▶ The exercise
Reproduce every entry exactly, without alteration.

▶ Records for the exercise
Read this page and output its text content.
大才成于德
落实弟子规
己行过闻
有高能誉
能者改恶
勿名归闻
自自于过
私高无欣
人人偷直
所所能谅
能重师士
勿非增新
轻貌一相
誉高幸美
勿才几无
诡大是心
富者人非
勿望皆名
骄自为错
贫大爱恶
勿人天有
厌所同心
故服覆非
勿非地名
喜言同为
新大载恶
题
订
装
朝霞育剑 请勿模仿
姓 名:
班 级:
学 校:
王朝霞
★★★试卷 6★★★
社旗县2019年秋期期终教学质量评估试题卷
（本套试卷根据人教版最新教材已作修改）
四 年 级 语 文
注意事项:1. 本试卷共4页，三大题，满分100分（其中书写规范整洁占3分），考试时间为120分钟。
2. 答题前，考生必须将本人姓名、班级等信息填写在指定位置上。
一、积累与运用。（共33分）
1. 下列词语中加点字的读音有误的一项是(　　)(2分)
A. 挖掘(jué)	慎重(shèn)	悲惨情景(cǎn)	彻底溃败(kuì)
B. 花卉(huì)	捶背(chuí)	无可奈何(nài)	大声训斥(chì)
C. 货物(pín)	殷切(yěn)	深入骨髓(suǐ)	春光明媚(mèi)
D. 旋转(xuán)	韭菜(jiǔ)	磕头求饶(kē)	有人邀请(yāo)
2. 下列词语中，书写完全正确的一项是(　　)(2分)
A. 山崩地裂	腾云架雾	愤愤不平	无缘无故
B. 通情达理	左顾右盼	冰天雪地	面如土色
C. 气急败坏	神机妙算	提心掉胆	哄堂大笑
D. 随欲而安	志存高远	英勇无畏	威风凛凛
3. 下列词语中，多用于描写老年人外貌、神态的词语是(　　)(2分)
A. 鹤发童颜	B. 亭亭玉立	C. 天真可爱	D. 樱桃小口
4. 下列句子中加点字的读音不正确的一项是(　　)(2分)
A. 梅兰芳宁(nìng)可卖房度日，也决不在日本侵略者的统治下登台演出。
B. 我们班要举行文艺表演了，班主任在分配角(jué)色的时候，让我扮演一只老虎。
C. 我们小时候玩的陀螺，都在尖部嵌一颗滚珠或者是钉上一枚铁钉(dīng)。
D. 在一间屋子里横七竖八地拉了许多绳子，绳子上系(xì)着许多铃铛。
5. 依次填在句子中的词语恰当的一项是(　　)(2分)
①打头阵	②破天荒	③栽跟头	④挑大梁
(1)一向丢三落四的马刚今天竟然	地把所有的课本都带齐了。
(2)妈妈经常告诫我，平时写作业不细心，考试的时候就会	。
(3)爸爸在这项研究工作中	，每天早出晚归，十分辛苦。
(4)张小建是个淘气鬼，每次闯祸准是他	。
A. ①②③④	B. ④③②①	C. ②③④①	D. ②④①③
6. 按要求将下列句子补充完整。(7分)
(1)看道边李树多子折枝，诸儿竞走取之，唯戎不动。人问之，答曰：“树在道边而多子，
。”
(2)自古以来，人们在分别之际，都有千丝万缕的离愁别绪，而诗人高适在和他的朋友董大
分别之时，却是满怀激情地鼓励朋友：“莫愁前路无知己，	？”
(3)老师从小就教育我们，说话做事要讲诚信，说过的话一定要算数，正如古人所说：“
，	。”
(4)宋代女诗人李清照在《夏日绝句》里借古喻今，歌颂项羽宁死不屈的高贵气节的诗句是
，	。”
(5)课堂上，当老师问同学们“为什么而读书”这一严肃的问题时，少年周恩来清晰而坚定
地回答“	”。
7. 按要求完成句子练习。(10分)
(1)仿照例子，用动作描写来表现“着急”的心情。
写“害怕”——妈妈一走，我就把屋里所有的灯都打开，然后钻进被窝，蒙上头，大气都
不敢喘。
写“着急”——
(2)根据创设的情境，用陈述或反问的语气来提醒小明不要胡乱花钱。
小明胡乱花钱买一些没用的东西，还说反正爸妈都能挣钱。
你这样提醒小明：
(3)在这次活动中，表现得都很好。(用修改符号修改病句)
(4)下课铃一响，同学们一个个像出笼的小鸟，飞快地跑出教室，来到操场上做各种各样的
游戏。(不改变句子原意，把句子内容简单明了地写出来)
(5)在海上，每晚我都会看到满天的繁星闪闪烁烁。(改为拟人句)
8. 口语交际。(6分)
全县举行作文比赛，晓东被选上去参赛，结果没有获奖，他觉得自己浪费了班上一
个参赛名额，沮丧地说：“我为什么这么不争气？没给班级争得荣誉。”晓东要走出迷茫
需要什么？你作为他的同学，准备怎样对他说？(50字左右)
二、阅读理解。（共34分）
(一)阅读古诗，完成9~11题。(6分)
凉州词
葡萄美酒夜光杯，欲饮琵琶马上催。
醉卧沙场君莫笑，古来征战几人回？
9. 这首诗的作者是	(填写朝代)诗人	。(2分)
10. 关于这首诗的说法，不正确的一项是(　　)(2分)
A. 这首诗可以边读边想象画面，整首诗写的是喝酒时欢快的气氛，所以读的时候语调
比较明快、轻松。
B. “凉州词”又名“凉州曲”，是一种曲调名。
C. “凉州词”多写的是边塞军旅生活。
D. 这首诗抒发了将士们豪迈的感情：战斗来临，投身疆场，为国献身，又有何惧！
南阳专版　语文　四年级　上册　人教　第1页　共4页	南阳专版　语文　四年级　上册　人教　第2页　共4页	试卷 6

▶ Response
Read this page and output its text content.
大才成于德
落实弟子规
己行过闻
有高能誉
能者改恶
勿名归闻
自自于过
私高无欣
人人偷直
所所能谅
能重师士
勿非增新
轻貌一相
誉高幸美
勿才几无
诡大是心
富者人非
勿望皆名
骄自为错
贫大爱恶
勿人天有
厌所同心
故服覆非
勿非地名
喜言同为
新大载恶
题
订
装
朝霞育剑 请勿模仿
姓 名:
班 级:
学 校:
王朝霞
★★★试卷 6★★★
社旗县2019年秋期期终教学质量评估试题卷
（本套试卷根据人教版最新教材已作修改）
四 年 级 语 文
注意事项:1. 本试卷共4页，三大题，满分100分（其中书写规范整洁占3分），考试时间为120分钟。
2. 答题前，考生必须将本人姓名、班级等信息填写在指定位置上。
一、积累与运用。（共33分）
1. 下列词语中加点字的读音有误的一项是(　　)(2分)
A. 挖掘(jué)	慎重(shèn)	悲惨情景(cǎn)	彻底溃败(kuì)
B. 花卉(huì)	捶背(chuí)	无可奈何(nài)	大声训斥(chì)
C. 货物(pín)	殷切(yěn)	深入骨髓(suǐ)	春光明媚(mèi)
D. 旋转(xuán)	韭菜(jiǔ)	磕头求饶(kē)	有人邀请(yāo)
2. 下列词语中，书写完全正确的一项是(　　)(2分)
A. 山崩地裂	腾云架雾	愤愤不平	无缘无故
B. 通情达理	左顾右盼	冰天雪地	面如土色
C. 气急败坏	神机妙算	提心掉胆	哄堂大笑
D. 随欲而安	志存高远	英勇无畏	威风凛凛
3. 下列词语中，多用于描写老年人外貌、神态的词语是(　　)(2分)
A. 鹤发童颜	B. 亭亭玉立	C. 天真可爱	D. 樱桃小口
4. 下列句子中加点字的读音不正确的一项是(　　)(2分)
A. 梅兰芳宁(nìng)可卖房度日，也决不在日本侵略者的统治下登台演出。
B. 我们班要举行文艺表演了，班主任在分配角(jué)色的时候，让我扮演一只老虎。
C. 我们小时候玩的陀螺，都在尖部嵌一颗滚珠或者是钉上一枚铁钉(dīng)。
D. 在一间屋子里横七竖八地拉了许多绳子，绳子上系(xì)着许多铃铛。
5. 依次填在句子中的词语恰当的一项是(　　)(2分)
①打头阵	②破天荒	③栽跟头	④挑大梁
(1)一向丢三落四的马刚今天竟然	地把所有的课本都带齐了。
(2)妈妈经常告诫我，平时写作业不细心，考试的时候就会	。
(3)爸爸在这项研究工作中	，每天早出晚归，十分辛苦。
(4)张小建是个淘气鬼，每次闯祸准是他	。
A. ①②③④	B. ④③②①	C. ②③④①	D. ②④①③
6. 按要求将下列句子补充完整。(7分)
(1)看道边李树多子折枝，诸儿竞走取之，唯戎不动。人问之，答曰：“树在道边而多子，
。”
(2)自古以来，人们在分别之际，都有千丝万缕的离愁别绪，而诗人高适在和他的朋友董大
分别之时，却是满怀激情地鼓励朋友：“莫愁前路无知己，	？”
(3)老师从小就教育我们，说话做事要讲诚信，说过的话一定要算数，正如古人所说：“
，	。”
(4)宋代女诗人李清照在《夏日绝句》里借古喻今，歌颂项羽宁死不屈的高贵气节的诗句是
，	。”
(5)课堂上，当老师问同学们“为什么而读书”这一严肃的问题时，少年周恩来清晰而坚定
地回答“	”。
7. 按要求完成句子练习。(10分)
(1)仿照例子，用动作描写来表现“着急”的心情。
写“害怕”——妈妈一走，我就把屋里所有的灯都打开，然后钻进被窝，蒙上头，大气都
不敢喘。
写“着急”——
(2)根据创设的情境，用陈述或反问的语气来提醒小明不要胡乱花钱。
小明胡乱花钱买一些没用的东西，还说反正爸妈都能挣钱。
你这样提醒小明：
(3)在这次活动中，表现得都很好。(用修改符号修改病句)
(4)下课铃一响，同学们一个个像出笼的小鸟，飞快地跑出教室，来到操场上做各种各样的
游戏。(不改变句子原意，把句子内容简单明了地写出来)
(5)在海上，每晚我都会看到满天的繁星闪闪烁烁。(改为拟人句)
8. 口语交际。(6分)
全县举行作文比赛，晓东被选上去参赛，结果没有获奖，他觉得自己浪费了班上一
个参赛名额，沮丧地说：“我为什么这么不争气？没给班级争得荣誉。”晓东要走出迷茫
需要什么？你作为他的同学，准备怎样对他说？(50字左右)
二、阅读理解。（共34分）
(一)阅读古诗，完成9~11题。(6分)
凉州词
葡萄美酒夜光杯，欲饮琵琶马上催。
醉卧沙场君莫笑，古来征战几人回？
9. 这首诗的作者是	(填写朝代)诗人	。(2分)
10. 关于这首诗的说法，不正确的一项是(　　)(2分)
A. 这首诗可以边读边想象画面，整首诗写的是喝酒时欢快的气氛，所以读的时候语调
比较明快、轻松。
B. “凉州词”又名“凉州曲”，是一种曲调名。
C. “凉州词”多写的是边塞军旅生活。
D. 这首诗抒发了将士们豪迈的感情：战斗来临，投身疆场，为国献身，又有何惧！
南阳专版　语文　四年级　上册　人教　第1页　共4页	南阳专版　语文　四年级　上册　人教　第2页　共4页	试卷 6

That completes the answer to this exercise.